• **MATERIAL FOR THIS TASK**
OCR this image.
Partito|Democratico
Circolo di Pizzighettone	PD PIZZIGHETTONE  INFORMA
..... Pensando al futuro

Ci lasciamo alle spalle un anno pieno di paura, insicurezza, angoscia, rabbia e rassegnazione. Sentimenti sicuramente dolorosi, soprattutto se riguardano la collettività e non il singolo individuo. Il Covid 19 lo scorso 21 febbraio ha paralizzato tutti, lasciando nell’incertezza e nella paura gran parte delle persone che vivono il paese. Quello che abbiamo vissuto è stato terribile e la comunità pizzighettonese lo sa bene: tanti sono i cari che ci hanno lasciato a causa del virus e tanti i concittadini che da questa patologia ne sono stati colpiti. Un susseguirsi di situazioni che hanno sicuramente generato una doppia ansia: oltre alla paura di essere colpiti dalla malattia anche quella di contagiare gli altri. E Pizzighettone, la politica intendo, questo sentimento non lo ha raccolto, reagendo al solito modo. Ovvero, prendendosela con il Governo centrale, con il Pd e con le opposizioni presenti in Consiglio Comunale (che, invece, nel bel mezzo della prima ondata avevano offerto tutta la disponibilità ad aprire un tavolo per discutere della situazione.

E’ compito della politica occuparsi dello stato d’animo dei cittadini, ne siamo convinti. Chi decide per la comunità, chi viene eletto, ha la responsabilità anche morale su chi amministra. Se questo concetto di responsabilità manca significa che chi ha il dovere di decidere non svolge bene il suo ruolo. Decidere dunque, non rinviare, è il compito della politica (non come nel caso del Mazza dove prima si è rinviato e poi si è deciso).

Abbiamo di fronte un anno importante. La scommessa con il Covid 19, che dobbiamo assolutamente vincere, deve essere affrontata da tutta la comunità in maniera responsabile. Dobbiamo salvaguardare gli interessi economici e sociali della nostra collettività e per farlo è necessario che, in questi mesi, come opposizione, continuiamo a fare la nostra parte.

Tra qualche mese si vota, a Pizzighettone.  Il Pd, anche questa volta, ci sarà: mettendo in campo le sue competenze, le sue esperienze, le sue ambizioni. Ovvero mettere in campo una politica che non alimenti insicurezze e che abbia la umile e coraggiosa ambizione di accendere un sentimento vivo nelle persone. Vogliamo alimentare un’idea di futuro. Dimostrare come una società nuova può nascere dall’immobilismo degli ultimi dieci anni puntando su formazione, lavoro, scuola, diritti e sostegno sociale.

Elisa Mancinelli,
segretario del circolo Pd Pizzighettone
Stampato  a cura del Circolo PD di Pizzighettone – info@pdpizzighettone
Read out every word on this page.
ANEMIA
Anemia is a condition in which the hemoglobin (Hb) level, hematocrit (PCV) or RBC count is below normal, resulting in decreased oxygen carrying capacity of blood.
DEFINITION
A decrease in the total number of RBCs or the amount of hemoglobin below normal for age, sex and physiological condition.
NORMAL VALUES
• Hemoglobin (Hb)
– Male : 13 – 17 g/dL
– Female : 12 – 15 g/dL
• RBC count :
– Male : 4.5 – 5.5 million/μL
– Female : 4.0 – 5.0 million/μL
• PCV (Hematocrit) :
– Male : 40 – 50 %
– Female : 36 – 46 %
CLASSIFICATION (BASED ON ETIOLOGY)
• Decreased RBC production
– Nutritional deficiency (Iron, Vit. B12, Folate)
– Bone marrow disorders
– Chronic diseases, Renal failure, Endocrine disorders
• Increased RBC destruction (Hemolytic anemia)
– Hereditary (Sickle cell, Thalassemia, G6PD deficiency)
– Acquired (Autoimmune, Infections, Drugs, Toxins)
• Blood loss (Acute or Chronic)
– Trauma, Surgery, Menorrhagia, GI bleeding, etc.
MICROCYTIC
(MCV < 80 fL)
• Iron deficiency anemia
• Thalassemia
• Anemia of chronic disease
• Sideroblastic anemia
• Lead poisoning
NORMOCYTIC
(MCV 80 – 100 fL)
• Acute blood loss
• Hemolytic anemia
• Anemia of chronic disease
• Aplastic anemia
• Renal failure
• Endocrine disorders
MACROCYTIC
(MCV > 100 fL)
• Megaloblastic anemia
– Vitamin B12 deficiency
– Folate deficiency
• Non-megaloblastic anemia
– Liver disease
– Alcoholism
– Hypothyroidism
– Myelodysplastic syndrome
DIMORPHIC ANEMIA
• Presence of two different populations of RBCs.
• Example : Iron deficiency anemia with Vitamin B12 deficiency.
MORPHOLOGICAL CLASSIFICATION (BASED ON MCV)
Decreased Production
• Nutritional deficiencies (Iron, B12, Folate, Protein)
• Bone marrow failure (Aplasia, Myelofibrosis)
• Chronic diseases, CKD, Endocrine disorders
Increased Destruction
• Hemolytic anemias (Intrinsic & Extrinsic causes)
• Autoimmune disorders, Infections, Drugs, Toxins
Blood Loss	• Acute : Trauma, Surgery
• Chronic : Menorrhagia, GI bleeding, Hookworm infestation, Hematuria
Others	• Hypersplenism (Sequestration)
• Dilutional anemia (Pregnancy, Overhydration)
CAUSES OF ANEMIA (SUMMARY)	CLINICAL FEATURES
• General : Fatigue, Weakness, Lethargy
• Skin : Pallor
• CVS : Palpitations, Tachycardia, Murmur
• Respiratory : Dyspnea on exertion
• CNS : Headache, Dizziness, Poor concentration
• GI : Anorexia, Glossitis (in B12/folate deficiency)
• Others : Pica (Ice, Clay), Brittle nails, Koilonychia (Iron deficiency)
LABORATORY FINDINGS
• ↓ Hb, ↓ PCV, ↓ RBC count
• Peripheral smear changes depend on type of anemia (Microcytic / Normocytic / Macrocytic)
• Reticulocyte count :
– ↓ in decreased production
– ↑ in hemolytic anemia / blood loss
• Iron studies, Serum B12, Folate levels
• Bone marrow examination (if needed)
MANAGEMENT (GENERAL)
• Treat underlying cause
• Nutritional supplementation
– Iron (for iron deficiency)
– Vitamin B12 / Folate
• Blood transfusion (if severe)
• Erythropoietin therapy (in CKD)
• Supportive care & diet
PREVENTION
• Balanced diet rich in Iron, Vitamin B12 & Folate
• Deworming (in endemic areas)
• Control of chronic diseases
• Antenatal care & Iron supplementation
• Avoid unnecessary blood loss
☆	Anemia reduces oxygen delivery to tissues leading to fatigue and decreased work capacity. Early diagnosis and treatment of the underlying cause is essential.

• **WORK ITEM**
Line by line, please copy the records above exactly.

• **TASK SOLUTION**
OCR this image.
Partito|Democratico
Circolo di Pizzighettone	PD PIZZIGHETTONE  INFORMA
..... Pensando al futuro

Ci lasciamo alle spalle un anno pieno di paura, insicurezza, angoscia, rabbia e rassegnazione. Sentimenti sicuramente dolorosi, soprattutto se riguardano la collettività e non il singolo individuo. Il Covid 19 lo scorso 21 febbraio ha paralizzato tutti, lasciando nell’incertezza e nella paura gran parte delle persone che vivono il paese. Quello che abbiamo vissuto è stato terribile e la comunità pizzighettonese lo sa bene: tanti sono i cari che ci hanno lasciato a causa del virus e tanti i concittadini che da questa patologia ne sono stati colpiti. Un susseguirsi di situazioni che hanno sicuramente generato una doppia ansia: oltre alla paura di essere colpiti dalla malattia anche quella di contagiare gli altri. E Pizzighettone, la politica intendo, questo sentimento non lo ha raccolto, reagendo al solito modo. Ovvero, prendendosela con il Governo centrale, con il Pd e con le opposizioni presenti in Consiglio Comunale (che, invece, nel bel mezzo della prima ondata avevano offerto tutta la disponibilità ad aprire un tavolo per discutere della situazione.

E’ compito della politica occuparsi dello stato d’animo dei cittadini, ne siamo convinti. Chi decide per la comunità, chi viene eletto, ha la responsabilità anche morale su chi amministra. Se questo concetto di responsabilità manca significa che chi ha il dovere di decidere non svolge bene il suo ruolo. Decidere dunque, non rinviare, è il compito della politica (non come nel caso del Mazza dove prima si è rinviato e poi si è deciso).

Abbiamo di fronte un anno importante. La scommessa con il Covid 19, che dobbiamo assolutamente vincere, deve essere affrontata da tutta la comunità in maniera responsabile. Dobbiamo salvaguardare gli interessi economici e sociali della nostra collettività e per farlo è necessario che, in questi mesi, come opposizione, continuiamo a fare la nostra parte.

Tra qualche mese si vota, a Pizzighettone.  Il Pd, anche questa volta, ci sarà: mettendo in campo le sue competenze, le sue esperienze, le sue ambizioni. Ovvero mettere in campo una politica che non alimenti insicurezze e che abbia la umile e coraggiosa ambizione di accendere un sentimento vivo nelle persone. Vogliamo alimentare un’idea di futuro. Dimostrare come una società nuova può nascere dall’immobilismo degli ultimi dieci anni puntando su formazione, lavoro, scuola, diritti e sostegno sociale.

Elisa Mancinelli,
segretario del circolo Pd Pizzighettone
Stampato  a cura del Circolo PD di Pizzighettone – info@pdpizzighettone
Read out every word on this page.
ANEMIA
Anemia is a condition in which the hemoglobin (Hb) level, hematocrit (PCV) or RBC count is below normal, resulting in decreased oxygen carrying capacity of blood.
DEFINITION
A decrease in the total number of RBCs or the amount of hemoglobin below normal for age, sex and physiological condition.
NORMAL VALUES
• Hemoglobin (Hb)
– Male : 13 – 17 g/dL
– Female : 12 – 15 g/dL
• RBC count :
– Male : 4.5 – 5.5 million/μL
– Female : 4.0 – 5.0 million/μL
• PCV (Hematocrit) :
– Male : 40 – 50 %
– Female : 36 – 46 %
CLASSIFICATION (BASED ON ETIOLOGY)
• Decreased RBC production
– Nutritional deficiency (Iron, Vit. B12, Folate)
– Bone marrow disorders
– Chronic diseases, Renal failure, Endocrine disorders
• Increased RBC destruction (Hemolytic anemia)
– Hereditary (Sickle cell, Thalassemia, G6PD deficiency)
– Acquired (Autoimmune, Infections, Drugs, Toxins)
• Blood loss (Acute or Chronic)
– Trauma, Surgery, Menorrhagia, GI bleeding, etc.
MICROCYTIC
(MCV < 80 fL)
• Iron deficiency anemia
• Thalassemia
• Anemia of chronic disease
• Sideroblastic anemia
• Lead poisoning
NORMOCYTIC
(MCV 80 – 100 fL)
• Acute blood loss
• Hemolytic anemia
• Anemia of chronic disease
• Aplastic anemia
• Renal failure
• Endocrine disorders
MACROCYTIC
(MCV > 100 fL)
• Megaloblastic anemia
– Vitamin B12 deficiency
– Folate deficiency
• Non-megaloblastic anemia
– Liver disease
– Alcoholism
– Hypothyroidism
– Myelodysplastic syndrome
DIMORPHIC ANEMIA
• Presence of two different populations of RBCs.
• Example : Iron deficiency anemia with Vitamin B12 deficiency.
MORPHOLOGICAL CLASSIFICATION (BASED ON MCV)
Decreased Production
• Nutritional deficiencies (Iron, B12, Folate, Protein)
• Bone marrow failure (Aplasia, Myelofibrosis)
• Chronic diseases, CKD, Endocrine disorders
Increased Destruction
• Hemolytic anemias (Intrinsic & Extrinsic causes)
• Autoimmune disorders, Infections, Drugs, Toxins
Blood Loss	• Acute : Trauma, Surgery
• Chronic : Menorrhagia, GI bleeding, Hookworm infestation, Hematuria
Others	• Hypersplenism (Sequestration)
• Dilutional anemia (Pregnancy, Overhydration)
CAUSES OF ANEMIA (SUMMARY)	CLINICAL FEATURES
• General : Fatigue, Weakness, Lethargy
• Skin : Pallor
• CVS : Palpitations, Tachycardia, Murmur
• Respiratory : Dyspnea on exertion
• CNS : Headache, Dizziness, Poor concentration
• GI : Anorexia, Glossitis (in B12/folate deficiency)
• Others : Pica (Ice, Clay), Brittle nails, Koilonychia (Iron deficiency)
LABORATORY FINDINGS
• ↓ Hb, ↓ PCV, ↓ RBC count
• Peripheral smear changes depend on type of anemia (Microcytic / Normocytic / Macrocytic)
• Reticulocyte count :
– ↓ in decreased production
– ↑ in hemolytic anemia / blood loss
• Iron studies, Serum B12, Folate levels
• Bone marrow examination (if needed)
MANAGEMENT (GENERAL)
• Treat underlying cause
• Nutritional supplementation
– Iron (for iron deficiency)
– Vitamin B12 / Folate
• Blood transfusion (if severe)
• Erythropoietin therapy (in CKD)
• Supportive care & diet
PREVENTION
• Balanced diet rich in Iron, Vitamin B12 & Folate
• Deworming (in endemic areas)
• Control of chronic diseases
• Antenatal care & Iron supplementation
• Avoid unnecessary blood loss
☆	Anemia reduces oxygen delivery to tissues leading to fatigue and decreased work capacity. Early diagnosis and treatment of the underlying cause is essential.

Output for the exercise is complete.